WHAT YOU SHOULD DO:
Retype the records below word for word and omit any image.
----
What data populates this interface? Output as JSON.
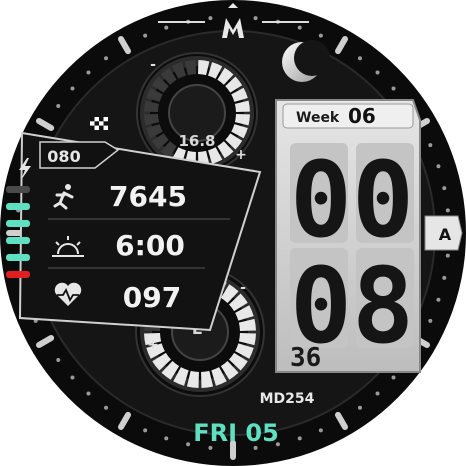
{
  "brand": {
    "logo_text": "M",
    "model": "MD254"
  },
  "week": {
    "label": "Week",
    "number": "06"
  },
  "time": {
    "hours": "00",
    "minutes": "08",
    "seconds": "36"
  },
  "date": {
    "text": "FRI 05"
  },
  "upper_dial": {
    "value": "16.8",
    "plus_label": "+",
    "minus_label": "-",
    "level": 0.55
  },
  "lower_dial": {
    "label": "L",
    "plus_label": "+",
    "minus_label": "-",
    "level": 0.75
  },
  "battery": {
    "value": "080"
  },
  "stats": {
    "steps": "7645",
    "sunrise": "6:00",
    "heart_rate": "097"
  },
  "side_button": {
    "label": "A"
  },
  "colors": {
    "accent": "#5fe0c0",
    "warning": "#e02020",
    "dial_bg": "#111111",
    "lcd_bg": "#d9d9d9"
  },
  "level_bars": [
    "off",
    "on",
    "on",
    "on",
    "on",
    "warn"
  ]
}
----
TASK RESPONSE:
What data populates this interface? Output as JSON.
{
  "brand": {
    "logo_text": "M",
    "model": "MD254"
  },
  "week": {
    "label": "Week",
    "number": "06"
  },
  "time": {
    "hours": "00",
    "minutes": "08",
    "seconds": "36"
  },
  "date": {
    "text": "FRI 05"
  },
  "upper_dial": {
    "value": "16.8",
    "plus_label": "+",
    "minus_label": "-",
    "level": 0.55
  },
  "lower_dial": {
    "label": "L",
    "plus_label": "+",
    "minus_label": "-",
    "level": 0.75
  },
  "battery": {
    "value": "080"
  },
  "stats": {
    "steps": "7645",
    "sunrise": "6:00",
    "heart_rate": "097"
  },
  "side_button": {
    "label": "A"
  },
  "colors": {
    "accent": "#5fe0c0",
    "warning": "#e02020",
    "dial_bg": "#111111",
    "lcd_bg": "#d9d9d9"
  },
  "level_bars": [
    "off",
    "on",
    "on",
    "on",
    "on",
    "warn"
  ]
}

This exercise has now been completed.